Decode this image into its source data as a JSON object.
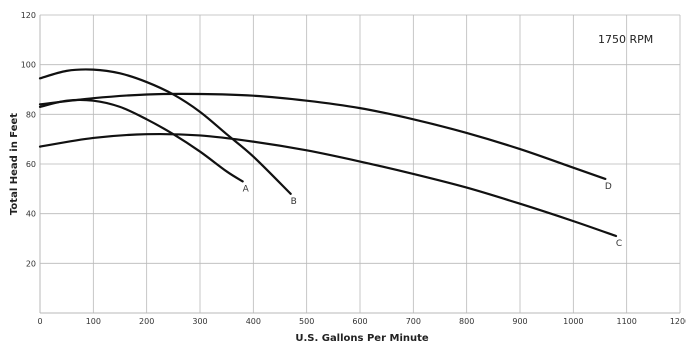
{
  "chart_data": {
    "type": "line",
    "title": "",
    "xlabel": "U.S. Gallons Per Minute",
    "ylabel": "Total Head in Feet",
    "annotation": "1750 RPM",
    "xlim": [
      0,
      1200
    ],
    "ylim": [
      0,
      120
    ],
    "x_ticks": [
      0,
      100,
      200,
      300,
      400,
      500,
      600,
      700,
      800,
      900,
      1000,
      1100,
      1200
    ],
    "x_tick_labels": [
      "0",
      "100",
      "200",
      "300",
      "400",
      "500",
      "600",
      "700",
      "800",
      "900",
      "1000",
      "1100",
      "1200"
    ],
    "y_ticks": [
      20,
      40,
      60,
      80,
      100,
      120
    ],
    "y_tick_labels": [
      "20",
      "40",
      "60",
      "80",
      "100",
      "120"
    ],
    "grid": true,
    "series": [
      {
        "name": "A",
        "x": [
          0,
          50,
          100,
          150,
          200,
          250,
          300,
          350,
          380
        ],
        "y": [
          83,
          85.5,
          85.5,
          83,
          78,
          72,
          65,
          57,
          53
        ]
      },
      {
        "name": "B",
        "x": [
          0,
          50,
          100,
          150,
          200,
          250,
          300,
          350,
          400,
          470
        ],
        "y": [
          94.5,
          97.5,
          98,
          96.5,
          93,
          88,
          81,
          72,
          63,
          48
        ]
      },
      {
        "name": "C",
        "x": [
          0,
          100,
          200,
          300,
          400,
          500,
          600,
          700,
          800,
          900,
          1000,
          1080
        ],
        "y": [
          67,
          70.5,
          72,
          71.5,
          69,
          65.5,
          61,
          56,
          50.5,
          44,
          37,
          31
        ]
      },
      {
        "name": "D",
        "x": [
          0,
          100,
          200,
          300,
          400,
          500,
          600,
          700,
          800,
          900,
          1000,
          1060
        ],
        "y": [
          84,
          86.5,
          88,
          88.2,
          87.5,
          85.5,
          82.5,
          78,
          72.5,
          66,
          58.5,
          54
        ]
      }
    ]
  }
}
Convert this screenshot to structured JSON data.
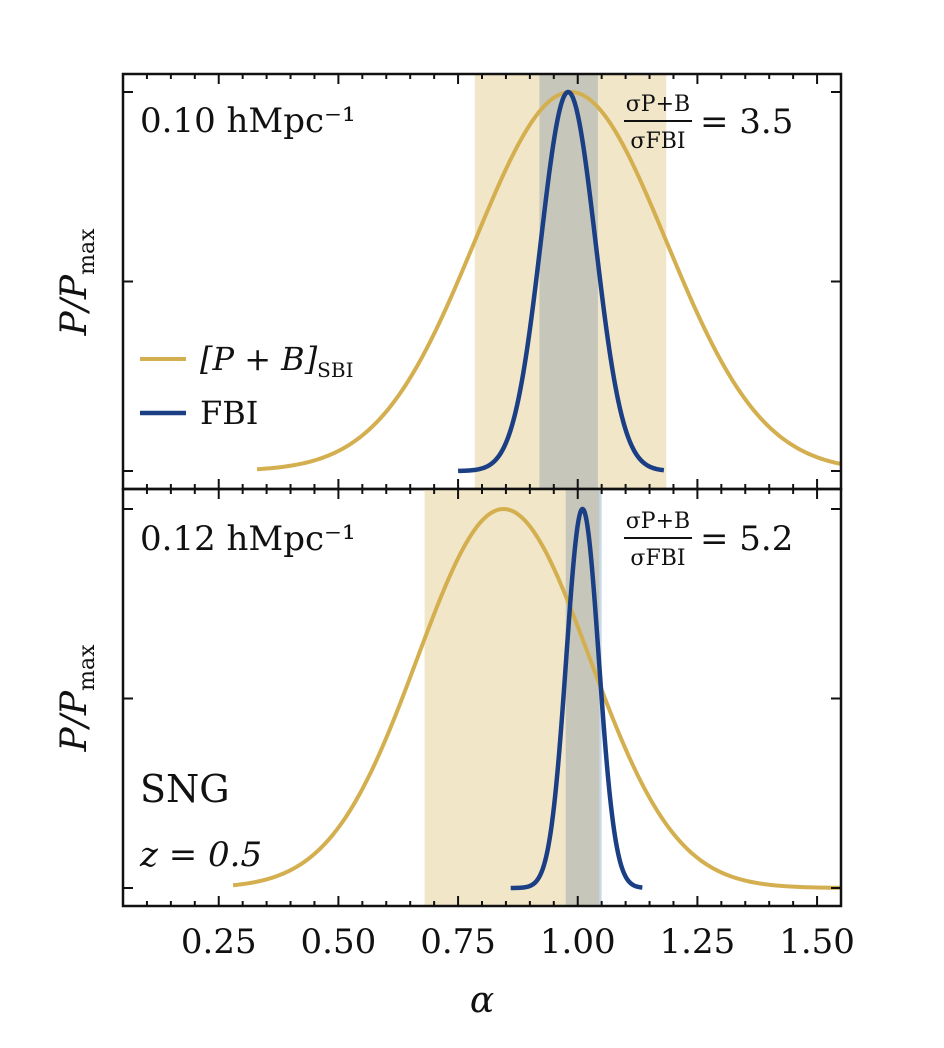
{
  "colors": {
    "sbi": "#D4AF50",
    "fbi": "#1B3F85",
    "sbi_band": "#F2E6C8",
    "fbi_band": "#C9D9EA",
    "overlap_band": "#C6C7BA",
    "axis": "#111111"
  },
  "chart_data": {
    "type": "line",
    "xlabel": "α",
    "xlim": [
      0.05,
      1.55
    ],
    "xticks": [
      0.25,
      0.5,
      0.75,
      1.0,
      1.25,
      1.5
    ],
    "xtick_labels": [
      "0.25",
      "0.50",
      "0.75",
      "1.00",
      "1.25",
      "1.50"
    ],
    "legend": [
      {
        "key": "sbi",
        "label_main": "[P + B]",
        "label_sub": "SBI"
      },
      {
        "key": "fbi",
        "label_main": "FBI",
        "label_sub": ""
      }
    ],
    "panels": [
      {
        "scale_label": "0.10 hMpc⁻¹",
        "ylabel_main": "P/P",
        "ylabel_sub": "max",
        "ylim": [
          0,
          1
        ],
        "ratio_num": "σP+B",
        "ratio_den": "σFBI",
        "ratio_value": "= 3.5",
        "sbi": {
          "mean": 0.985,
          "sigma": 0.2,
          "x_range": [
            0.33,
            1.55
          ],
          "band": [
            0.785,
            1.185
          ]
        },
        "fbi": {
          "mean": 0.98,
          "sigma": 0.057,
          "x_range": [
            0.75,
            1.18
          ],
          "band": [
            0.92,
            1.042
          ]
        }
      },
      {
        "scale_label": "0.12 hMpc⁻¹",
        "ylabel_main": "P/P",
        "ylabel_sub": "max",
        "ylim": [
          0,
          1
        ],
        "ratio_num": "σP+B",
        "ratio_den": "σFBI",
        "ratio_value": "= 5.2",
        "sbi": {
          "mean": 0.845,
          "sigma": 0.18,
          "x_range": [
            0.28,
            1.55
          ],
          "band": [
            0.68,
            1.045
          ]
        },
        "fbi": {
          "mean": 1.01,
          "sigma": 0.034,
          "x_range": [
            0.86,
            1.135
          ],
          "band": [
            0.975,
            1.05
          ]
        },
        "annotation_title": "SNG",
        "annotation_z": "z = 0.5"
      }
    ]
  }
}
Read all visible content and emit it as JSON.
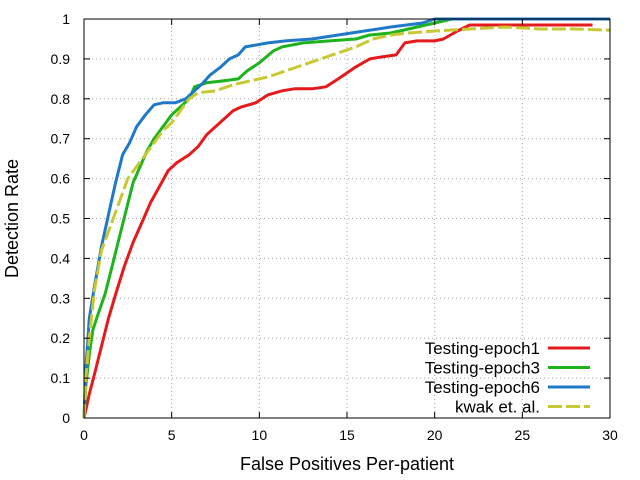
{
  "chart_data": {
    "type": "line",
    "title": "",
    "xlabel": "False Positives Per-patient",
    "ylabel": "Detection Rate",
    "xlim": [
      0,
      30
    ],
    "ylim": [
      0,
      1
    ],
    "xticks": [
      0,
      5,
      10,
      15,
      20,
      25,
      30
    ],
    "yticks": [
      0,
      0.1,
      0.2,
      0.3,
      0.4,
      0.5,
      0.6,
      0.7,
      0.8,
      0.9,
      1
    ],
    "grid": true,
    "legend_position": "bottom-right",
    "series": [
      {
        "name": "Testing-epoch1",
        "color": "#e41a1c",
        "style": "solid",
        "points": [
          [
            0,
            0
          ],
          [
            0.1,
            0.02
          ],
          [
            0.3,
            0.06
          ],
          [
            0.6,
            0.11
          ],
          [
            1.0,
            0.18
          ],
          [
            1.4,
            0.25
          ],
          [
            1.8,
            0.31
          ],
          [
            2.3,
            0.38
          ],
          [
            2.8,
            0.44
          ],
          [
            3.3,
            0.49
          ],
          [
            3.8,
            0.54
          ],
          [
            4.3,
            0.58
          ],
          [
            4.8,
            0.62
          ],
          [
            5.3,
            0.64
          ],
          [
            6.0,
            0.66
          ],
          [
            6.5,
            0.68
          ],
          [
            7.0,
            0.71
          ],
          [
            7.5,
            0.73
          ],
          [
            8.0,
            0.75
          ],
          [
            8.5,
            0.77
          ],
          [
            9.0,
            0.78
          ],
          [
            9.8,
            0.79
          ],
          [
            10.5,
            0.81
          ],
          [
            11.3,
            0.82
          ],
          [
            12.0,
            0.825
          ],
          [
            13.0,
            0.825
          ],
          [
            13.8,
            0.83
          ],
          [
            14.5,
            0.85
          ],
          [
            15.5,
            0.88
          ],
          [
            16.3,
            0.9
          ],
          [
            17.0,
            0.905
          ],
          [
            17.8,
            0.91
          ],
          [
            18.3,
            0.94
          ],
          [
            19.0,
            0.945
          ],
          [
            20.0,
            0.945
          ],
          [
            20.5,
            0.95
          ],
          [
            21.3,
            0.97
          ],
          [
            22.0,
            0.985
          ],
          [
            25.0,
            0.985
          ],
          [
            29.0,
            0.985
          ]
        ]
      },
      {
        "name": "Testing-epoch3",
        "color": "#1db31d",
        "style": "solid",
        "points": [
          [
            0,
            0
          ],
          [
            0.1,
            0.08
          ],
          [
            0.3,
            0.16
          ],
          [
            0.5,
            0.22
          ],
          [
            0.8,
            0.26
          ],
          [
            1.2,
            0.31
          ],
          [
            1.6,
            0.38
          ],
          [
            2.0,
            0.45
          ],
          [
            2.4,
            0.52
          ],
          [
            2.8,
            0.59
          ],
          [
            3.2,
            0.63
          ],
          [
            3.6,
            0.67
          ],
          [
            4.0,
            0.7
          ],
          [
            4.5,
            0.73
          ],
          [
            5.0,
            0.76
          ],
          [
            5.5,
            0.78
          ],
          [
            6.0,
            0.8
          ],
          [
            6.3,
            0.83
          ],
          [
            7.0,
            0.84
          ],
          [
            8.0,
            0.845
          ],
          [
            8.8,
            0.85
          ],
          [
            9.3,
            0.87
          ],
          [
            10.0,
            0.89
          ],
          [
            10.8,
            0.92
          ],
          [
            11.3,
            0.93
          ],
          [
            12.5,
            0.94
          ],
          [
            14.0,
            0.945
          ],
          [
            15.5,
            0.95
          ],
          [
            16.3,
            0.96
          ],
          [
            17.5,
            0.965
          ],
          [
            18.5,
            0.975
          ],
          [
            19.5,
            0.985
          ],
          [
            20.5,
            0.995
          ],
          [
            21,
            1.0
          ],
          [
            30,
            1.0
          ]
        ]
      },
      {
        "name": "Testing-epoch6",
        "color": "#1f78c8",
        "style": "solid",
        "points": [
          [
            0,
            0
          ],
          [
            0.1,
            0.12
          ],
          [
            0.3,
            0.25
          ],
          [
            0.6,
            0.33
          ],
          [
            1.0,
            0.43
          ],
          [
            1.4,
            0.51
          ],
          [
            1.8,
            0.59
          ],
          [
            2.2,
            0.66
          ],
          [
            2.6,
            0.69
          ],
          [
            3.0,
            0.73
          ],
          [
            3.5,
            0.76
          ],
          [
            4.0,
            0.785
          ],
          [
            4.5,
            0.79
          ],
          [
            5.2,
            0.79
          ],
          [
            5.8,
            0.8
          ],
          [
            6.3,
            0.82
          ],
          [
            6.8,
            0.84
          ],
          [
            7.2,
            0.86
          ],
          [
            7.8,
            0.88
          ],
          [
            8.3,
            0.9
          ],
          [
            8.8,
            0.91
          ],
          [
            9.2,
            0.93
          ],
          [
            10.5,
            0.94
          ],
          [
            11.5,
            0.945
          ],
          [
            13.0,
            0.95
          ],
          [
            14.5,
            0.96
          ],
          [
            16.0,
            0.97
          ],
          [
            17.5,
            0.98
          ],
          [
            19.3,
            0.99
          ],
          [
            20.0,
            1.0
          ],
          [
            30,
            1.0
          ]
        ]
      },
      {
        "name": "kwak et. al.",
        "color": "#c8c832",
        "style": "dashed",
        "points": [
          [
            0,
            0
          ],
          [
            0.1,
            0.1
          ],
          [
            0.3,
            0.2
          ],
          [
            0.6,
            0.32
          ],
          [
            1.0,
            0.42
          ],
          [
            1.5,
            0.48
          ],
          [
            2.0,
            0.54
          ],
          [
            2.5,
            0.6
          ],
          [
            3.0,
            0.63
          ],
          [
            3.5,
            0.66
          ],
          [
            4.0,
            0.69
          ],
          [
            4.5,
            0.72
          ],
          [
            5.0,
            0.74
          ],
          [
            5.5,
            0.77
          ],
          [
            6.0,
            0.8
          ],
          [
            6.5,
            0.815
          ],
          [
            7.5,
            0.82
          ],
          [
            8.5,
            0.835
          ],
          [
            9.5,
            0.845
          ],
          [
            10.5,
            0.855
          ],
          [
            11.5,
            0.87
          ],
          [
            12.5,
            0.885
          ],
          [
            13.5,
            0.9
          ],
          [
            14.5,
            0.915
          ],
          [
            15.5,
            0.93
          ],
          [
            16.5,
            0.95
          ],
          [
            17.5,
            0.96
          ],
          [
            18.5,
            0.965
          ],
          [
            20.0,
            0.97
          ],
          [
            22.0,
            0.975
          ],
          [
            24.0,
            0.98
          ],
          [
            26.0,
            0.975
          ],
          [
            28.0,
            0.975
          ],
          [
            30.0,
            0.972
          ]
        ]
      }
    ]
  }
}
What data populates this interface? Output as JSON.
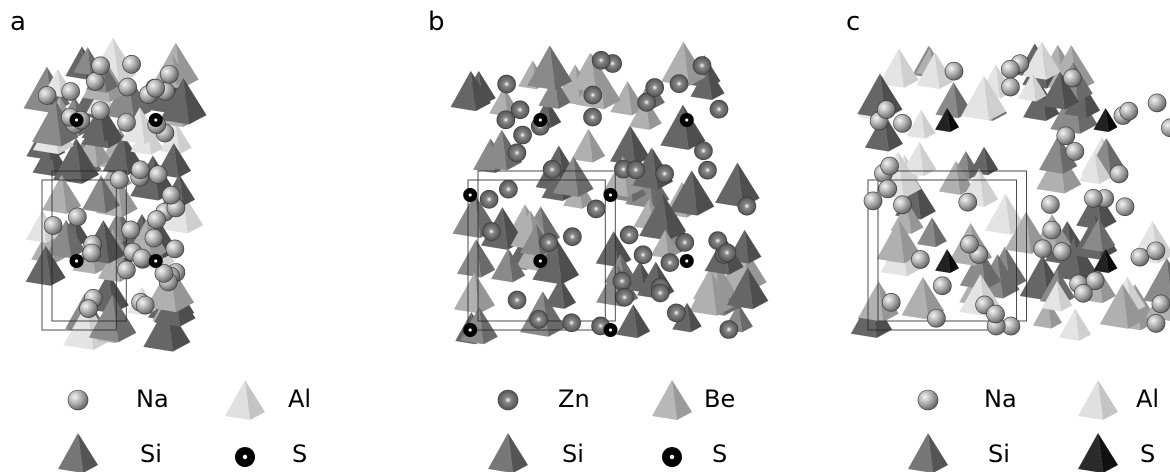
{
  "panels": [
    {
      "label": "a",
      "legend": [
        "Na",
        "Al",
        "Si",
        "S"
      ]
    },
    {
      "label": "b",
      "legend": [
        "Zn",
        "Be",
        "Si",
        "S"
      ]
    },
    {
      "label": "c",
      "legend": [
        "Na",
        "Al",
        "Si",
        "S"
      ]
    }
  ]
}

-------

For the material, find the number of lines holding the word "name" and give that figure and nothing more.

**Correct response:**
8